[Start Document section]

In June we published a Tip of the Week article challenging us to establish antiracist learning environments in our classrooms. The sheer magnitude of institutional racism in our society is going to require action by everyone to achieve the changes needed. One of the ways we will contribute to this change is through a series of articles titled “Creating an Anti-Racist Learning Environment.”

The classroom environment has always been a priority at The Daily CAFE. We devote chapters of books to this topic, create website content, and offer an online seminar to improve learning environments so every child thrives and grows as a reader and writer, and we are always learning more. 

Shandreka B. Rankin, a member of our community, shares an ongoing process she uses in her class to create a safe learning space for all students.

Creating an Anti-Racist Learning Environment: Honoring Students During Challenging Times

In 1961, James Baldwin said, “To be a Negro in this country and to be relatively conscious is to be in a state of rage almost, almost all of the time.”

Can we pause and reflect on that for just a moment?

Take a look at the headlines that have been used throughout our nation this year alone. Names of people who look like me and my children are listed as victims. Is it any wonder that we exist in a state of rage and worry?

We are living in a time when the media deems it necessary to play videos of Black people being murdered on repeat. They say the videos are necessary because that’s what’s needed to get a reaction in this nation to promote change. Our students live in that reality—so much so that I can recall a third grader dropping to the ground when police officers passed our playground area and lying on his stomach with his hands behind his back. He explained that this was what he needed to do to keep himself safe.

And yet, when it comes to issues related to the mistreatment of BIPOC, many educators say, “I don’t discuss politics in my classroom.” As if our lives are political issues.

Our students hear the silence around certain topics in our classrooms. They know the spaces where they can enter and feel seen and honored and just be. They deserve an environment that will lift them up and nurture their spirits. These should be #GOALS when it comes to classroom environments.

So, what do we need to do?

As educators, we strive to create an environment where students can dialogue about their thoughts and feelings. A space where students can share their concerns about the injustices of this country and their perspective on how things could be, with the space to strategize with their peers on how to safely be that change. We strive toward creating change agents, reminding students that it has always been the youth of our nation who have demanded that things change. This also means adding Black history to our curriculum, so that students know and understand that young people were involved in the civil rights movement, not just Dr. King and Rosa Parks.

[End Document section]
[Start Supplied information]

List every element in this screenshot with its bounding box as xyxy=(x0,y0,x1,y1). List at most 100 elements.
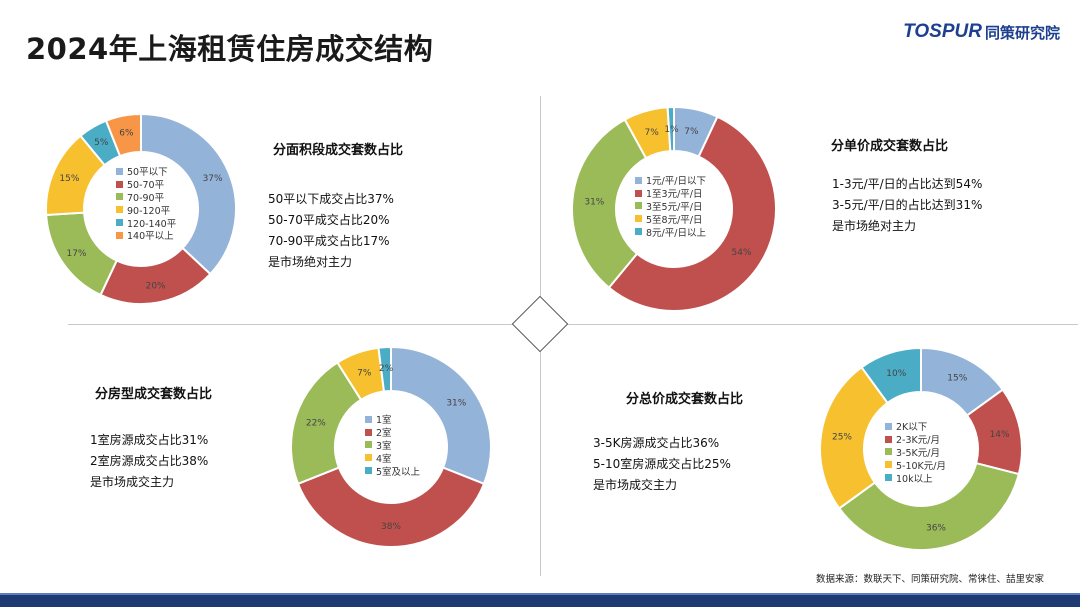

[End Supplied information]

• Task instructions
1) In the anti-racist classroom article, in what year did James Baldwin make the quoted remark?
2) Print everything in the anti-racist classroom article from "Take a look" down to "are political issues.".
The data above isn't needed here.

• Replies
1) 1961

2)
Take a look at the headlines that have been used throughout our nation this year alone. Names of people who look like me and my children are listed as victims. Is it any wonder that we exist in a state of rage and worry?

We are living in a time when the media deems it necessary to play videos of Black people being murdered on repeat. They say the videos are necessary because that’s what’s needed to get a reaction in this nation to promote change. Our students live in that reality—so much so that I can recall a third grader dropping to the ground when police officers passed our playground area and lying on his stomach with his hands behind his back. He explained that this was what he needed to do to keep himself safe.

And yet, when it comes to issues related to the mistreatment of BIPOC, many educators say, “I don’t discuss politics in my classroom.” As if our lives are political issues.